→ **Exercise text**:
Below is a table of permanent routes as of the October 6 2025 schedule:

lines on diversion

| Line | Route |
|---|---|
| 0 | Dworzec Główny ↔ Zoo (weekend line) |
| 1 | Biskupin ↔ Poświętne |
| 2 | Krzyki ↔ Biskupin |
| 3 | Leśnica ↔ Księże Małe |
| 4 | Oporów ↔ Biskupin |
| 5 | Grabiszyńska - Cmentarz ↔ Księże Małe |
| 6 | Kromera ↔ Krzyki |
| 7 | Poświętne ↔ Klecina |
| 8 | Tarnogaj ↔ Karłowice |
| 9 | 8 Maja↔ Park Południowy |
| 10 | Leśnica ↔ Biskupin |
| 11 | Oporów ↔ Kromera |
| 12 | Kozanów (Dokerska) ↔ Stadion Olimpijski |
| 13 | Wrocław Nowy Dwór (P+R) ↔ Stadion Olimpijski |
| 14 | Krzyki ↔ Osobowice |
| 15 | Poświętne ↔ Park Południowy |
| 16 | Tarnogaj ↔ Osobowice |
| 17 | Klecina ↔ 8 Maja |
| 18 | Tarczyński Arena (Królewiecka) ↔ Gaj |
| 19 | Kozanów (Dokerska) ↔ Zoo |
| 20 | Oporów ↔ Leśnica |
| 21 | Tarczyński Arena (Królewiecka) ↔ Gaj |
| 22 | Pilczyce ↔ Tarnogaj |
| 23 | Wrocław Nowy Dwór (P+R) ↔ Kowale |
| 24 | Pilczyce ↔ Kowale |

==Rolling stock==
Currently eight types of trams are operating in Wrocław: Konstal 105Na, Protram 204 WrAs, Protram 205 WrAs, Škoda 16 T, Škoda 19 T, Pesa Twist, Moderus Beta and Moderus Gamma. The 105N type wagons are subjected to various upgrades (and after the upgrade they are marked 105NWr).

In the period from 1991 to 2004, no new trams were bought; only repairs and upgrades of models Konstal 105N and Konstal 105Na were performed. During 1978–1993, six two-wagon Protram 204 WrAs and ten low-floor Protram 205 WrAs vehicles were bought, all produced by RMT Protram Wrocław. In March 2005, Wrocław decided to purchase eight Skoda 16T vehicles. This was later expanded to 17 vehicles, all of which were delivered between December 2006 and November 2007.

→ **Task goal**:
Extend the passage on Wrocław's trams, beginning with the sentence that follows its last one about the Škoda 16T deliveries.

→ **Given information**:
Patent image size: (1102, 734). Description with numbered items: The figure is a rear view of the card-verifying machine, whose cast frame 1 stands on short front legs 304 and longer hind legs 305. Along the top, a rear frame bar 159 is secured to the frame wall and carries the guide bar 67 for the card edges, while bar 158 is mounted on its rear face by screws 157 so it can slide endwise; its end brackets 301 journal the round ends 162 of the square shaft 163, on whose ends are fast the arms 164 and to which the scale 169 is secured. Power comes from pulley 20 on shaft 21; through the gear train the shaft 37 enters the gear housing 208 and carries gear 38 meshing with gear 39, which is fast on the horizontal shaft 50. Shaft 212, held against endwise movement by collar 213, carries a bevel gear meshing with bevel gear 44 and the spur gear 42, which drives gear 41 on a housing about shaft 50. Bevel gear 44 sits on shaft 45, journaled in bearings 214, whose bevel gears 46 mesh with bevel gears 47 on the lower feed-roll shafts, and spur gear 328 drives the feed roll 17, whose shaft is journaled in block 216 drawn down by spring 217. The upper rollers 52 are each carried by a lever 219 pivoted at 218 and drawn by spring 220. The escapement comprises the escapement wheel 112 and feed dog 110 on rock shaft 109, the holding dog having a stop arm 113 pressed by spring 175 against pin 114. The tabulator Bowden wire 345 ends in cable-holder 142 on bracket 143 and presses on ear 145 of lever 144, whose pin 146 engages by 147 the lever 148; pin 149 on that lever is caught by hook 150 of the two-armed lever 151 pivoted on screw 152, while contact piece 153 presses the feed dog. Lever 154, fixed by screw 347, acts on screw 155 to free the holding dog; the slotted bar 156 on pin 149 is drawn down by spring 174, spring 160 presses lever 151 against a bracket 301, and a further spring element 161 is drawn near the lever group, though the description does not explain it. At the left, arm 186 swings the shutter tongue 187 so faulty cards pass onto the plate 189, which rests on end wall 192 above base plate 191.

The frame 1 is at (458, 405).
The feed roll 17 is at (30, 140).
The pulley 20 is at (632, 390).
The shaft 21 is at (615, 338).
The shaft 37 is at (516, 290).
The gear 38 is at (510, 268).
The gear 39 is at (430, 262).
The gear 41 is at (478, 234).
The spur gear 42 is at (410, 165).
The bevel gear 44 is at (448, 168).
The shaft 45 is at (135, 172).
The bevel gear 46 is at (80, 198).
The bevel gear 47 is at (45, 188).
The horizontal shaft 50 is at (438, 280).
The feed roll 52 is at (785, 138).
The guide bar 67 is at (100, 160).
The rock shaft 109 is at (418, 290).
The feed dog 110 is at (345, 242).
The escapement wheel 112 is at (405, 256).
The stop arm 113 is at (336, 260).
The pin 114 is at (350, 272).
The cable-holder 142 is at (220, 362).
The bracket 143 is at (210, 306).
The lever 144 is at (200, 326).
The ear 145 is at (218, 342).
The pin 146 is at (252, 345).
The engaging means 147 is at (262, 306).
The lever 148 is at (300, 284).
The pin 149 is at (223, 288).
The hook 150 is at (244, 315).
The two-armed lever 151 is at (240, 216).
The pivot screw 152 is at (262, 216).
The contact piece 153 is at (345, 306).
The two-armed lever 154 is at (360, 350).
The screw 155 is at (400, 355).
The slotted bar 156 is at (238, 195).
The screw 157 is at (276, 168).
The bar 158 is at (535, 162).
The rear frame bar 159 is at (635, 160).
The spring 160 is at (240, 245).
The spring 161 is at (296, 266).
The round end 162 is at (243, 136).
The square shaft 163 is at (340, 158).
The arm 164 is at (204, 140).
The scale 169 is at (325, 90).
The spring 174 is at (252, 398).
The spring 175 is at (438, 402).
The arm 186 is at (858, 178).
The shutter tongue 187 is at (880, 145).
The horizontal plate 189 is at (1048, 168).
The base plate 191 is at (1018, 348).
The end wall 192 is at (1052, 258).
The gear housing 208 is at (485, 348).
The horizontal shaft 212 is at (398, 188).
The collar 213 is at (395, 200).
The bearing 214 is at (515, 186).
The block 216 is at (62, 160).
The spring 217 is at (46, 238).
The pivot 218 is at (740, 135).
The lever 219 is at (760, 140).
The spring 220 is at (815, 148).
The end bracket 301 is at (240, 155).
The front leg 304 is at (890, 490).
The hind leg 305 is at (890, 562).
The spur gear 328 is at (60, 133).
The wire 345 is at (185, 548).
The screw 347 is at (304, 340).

→ **Answer**:
In 2009 Wrocław bought 31 Skoda 19T trams to operate on new PLUS lines connecting Gaj and Sępolno to the stadium, which was built to host the Euro 2012 games. In 2014 the concept of PLUS lines was scrapped. As of 2024 these are the only bidirectional trams operated by MPK Wrocław, and as such they are the only trams that can operate on lines 18 and 21.

In recent years, purchases and modernisation of rolling stock have been used to withdraw and scrap older trams like Protram 105NWr or Protram 204WrAs.

| Photo | Type | Production | Number | Note |
|---|---|---|---|---|
|  | Protram 105NWr | 1978-1993 | 77 | Constructed as Konstal 105Na. |
|  | Protram 204 WrAs | 1978–1993 | 6 |  |
|  | Moderus Beta MF 17 AC | 2020–2021 | 26 | Constructed as Protram 205 WrAs in the years 2006-2011. |
|  | Škoda 16 T | 2006-2008 | 17 | Renovated in the years 2020-2022. |
|  | Škoda 19 T | 2010–2011 | 31 | Currently under renovation |
| Pesa Twist on Świdnicka tram stop | Pesa Twist 2010N | 2015 | 8 |  |
| Moderus Beta 19 AC on Powstańców Śląskich stop | Moderus Beta MF 19 AC | 2015 | 22 |  |
|  | Moderus Beta MF 24 AC | 2018-2019 | 40 |  |
|  | Moderus GammaLF 07 AC | 2021-2023 | 46 |  |
|  | Pesa Twist 146N | 2024- | 23 (40) |  |

=== Historic vehicles ===

- "Berolina" tram set from 1902 - motor car No. 1 and trailer No. 2
- "Max Berg" four-axle motor car No. 325 (Falkenried 1901)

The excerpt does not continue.